+++ SUPPLIED MATERIAL

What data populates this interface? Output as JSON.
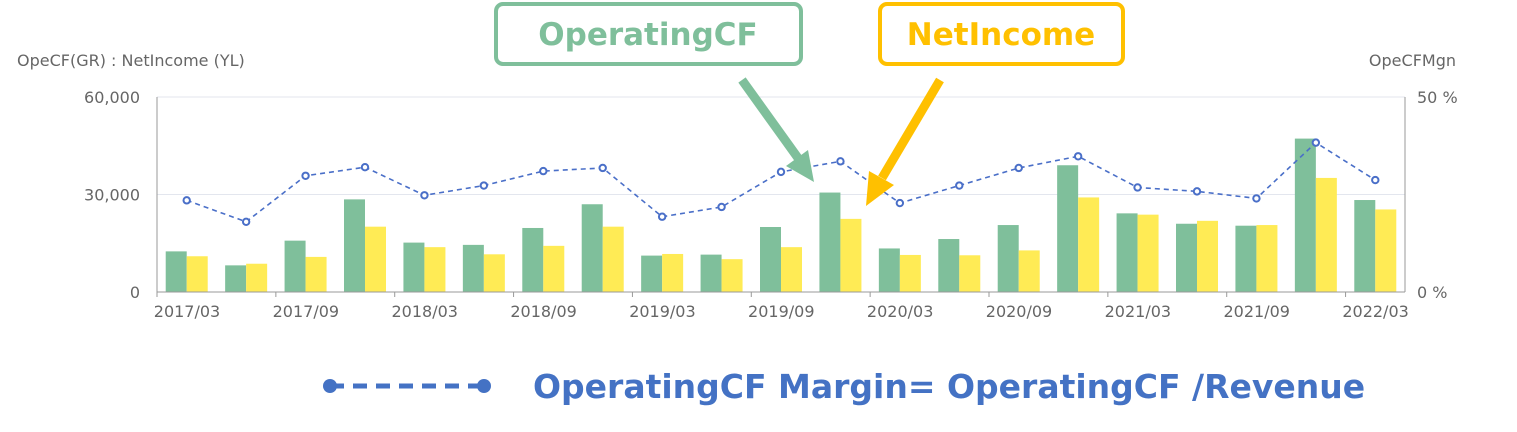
{
  "chart_data": {
    "type": "bar",
    "title": "",
    "left_axis_label": "OpeCF(GR) : NetIncome  (YL)",
    "right_axis_label": "OpeCFMgn",
    "ylim_left": [
      0,
      60000
    ],
    "ylim_right": [
      0,
      50
    ],
    "left_tick_labels": [
      "60,000",
      "30,000",
      "0"
    ],
    "right_tick_labels": [
      "50 %",
      "0 %"
    ],
    "x_tick_labels": [
      "2017/03",
      "2017/09",
      "2018/03",
      "2018/09",
      "2019/03",
      "2019/09",
      "2020/03",
      "2020/09",
      "2021/03",
      "2021/09",
      "2022/03"
    ],
    "categories": [
      "2017/03",
      "2017/06",
      "2017/09",
      "2017/12",
      "2018/03",
      "2018/06",
      "2018/09",
      "2018/12",
      "2019/03",
      "2019/06",
      "2019/09",
      "2019/12",
      "2020/03",
      "2020/06",
      "2020/09",
      "2020/12",
      "2021/03",
      "2021/06",
      "2021/09",
      "2021/12",
      "2022/03"
    ],
    "series": [
      {
        "name": "OperatingCF",
        "kind": "bar",
        "axis": "left",
        "color": "#7fbf9b",
        "values": [
          12500,
          8200,
          15800,
          28500,
          15200,
          14500,
          19700,
          27000,
          11200,
          11500,
          20000,
          30600,
          13400,
          16300,
          20600,
          39000,
          24200,
          21000,
          20400,
          47200,
          28300
        ]
      },
      {
        "name": "NetIncome",
        "kind": "bar",
        "axis": "left",
        "color": "#ffeb55",
        "values": [
          11000,
          8700,
          10800,
          20100,
          13800,
          11600,
          14200,
          20100,
          11700,
          10100,
          13800,
          22500,
          11400,
          11300,
          12800,
          29100,
          23800,
          21900,
          20600,
          35100,
          25400
        ]
      },
      {
        "name": "OperatingCF Margin",
        "kind": "line",
        "axis": "right",
        "color": "#4a6fc8",
        "values": [
          23.5,
          18.0,
          29.8,
          32.0,
          24.8,
          27.3,
          31.0,
          31.8,
          19.3,
          21.8,
          30.8,
          33.5,
          22.8,
          27.3,
          31.8,
          34.8,
          26.8,
          25.8,
          24.0,
          38.3,
          28.7
        ]
      }
    ],
    "grid": true
  },
  "callouts": {
    "operating_cf": {
      "label": "OperatingCF",
      "color": "#7fbf9b"
    },
    "net_income": {
      "label": "NetIncome",
      "color": "#ffc000"
    }
  },
  "legend": {
    "label": "OperatingCF Margin= OperatingCF /Revenue",
    "color": "#4472c4"
  }
}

++++++

■ **TASK OBJECTIVE**
Without including any pictures, reproduce the listing exactly.

■ **IN RESPONSE**
What data populates this interface? Output as JSON.
{
  "chart_data": {
    "type": "bar",
    "title": "",
    "left_axis_label": "OpeCF(GR) : NetIncome  (YL)",
    "right_axis_label": "OpeCFMgn",
    "ylim_left": [
      0,
      60000
    ],
    "ylim_right": [
      0,
      50
    ],
    "left_tick_labels": [
      "60,000",
      "30,000",
      "0"
    ],
    "right_tick_labels": [
      "50 %",
      "0 %"
    ],
    "x_tick_labels": [
      "2017/03",
      "2017/09",
      "2018/03",
      "2018/09",
      "2019/03",
      "2019/09",
      "2020/03",
      "2020/09",
      "2021/03",
      "2021/09",
      "2022/03"
    ],
    "categories": [
      "2017/03",
      "2017/06",
      "2017/09",
      "2017/12",
      "2018/03",
      "2018/06",
      "2018/09",
      "2018/12",
      "2019/03",
      "2019/06",
      "2019/09",
      "2019/12",
      "2020/03",
      "2020/06",
      "2020/09",
      "2020/12",
      "2021/03",
      "2021/06",
      "2021/09",
      "2021/12",
      "2022/03"
    ],
    "series": [
      {
        "name": "OperatingCF",
        "kind": "bar",
        "axis": "left",
        "color": "#7fbf9b",
        "values": [
          12500,
          8200,
          15800,
          28500,
          15200,
          14500,
          19700,
          27000,
          11200,
          11500,
          20000,
          30600,
          13400,
          16300,
          20600,
          39000,
          24200,
          21000,
          20400,
          47200,
          28300
        ]
      },
      {
        "name": "NetIncome",
        "kind": "bar",
        "axis": "left",
        "color": "#ffeb55",
        "values": [
          11000,
          8700,
          10800,
          20100,
          13800,
          11600,
          14200,
          20100,
          11700,
          10100,
          13800,
          22500,
          11400,
          11300,
          12800,
          29100,
          23800,
          21900,
          20600,
          35100,
          25400
        ]
      },
      {
        "name": "OperatingCF Margin",
        "kind": "line",
        "axis": "right",
        "color": "#4a6fc8",
        "values": [
          23.5,
          18.0,
          29.8,
          32.0,
          24.8,
          27.3,
          31.0,
          31.8,
          19.3,
          21.8,
          30.8,
          33.5,
          22.8,
          27.3,
          31.8,
          34.8,
          26.8,
          25.8,
          24.0,
          38.3,
          28.7
        ]
      }
    ],
    "grid": true
  },
  "callouts": {
    "operating_cf": {
      "label": "OperatingCF",
      "color": "#7fbf9b"
    },
    "net_income": {
      "label": "NetIncome",
      "color": "#ffc000"
    }
  },
  "legend": {
    "label": "OperatingCF Margin= OperatingCF /Revenue",
    "color": "#4472c4"
  }
}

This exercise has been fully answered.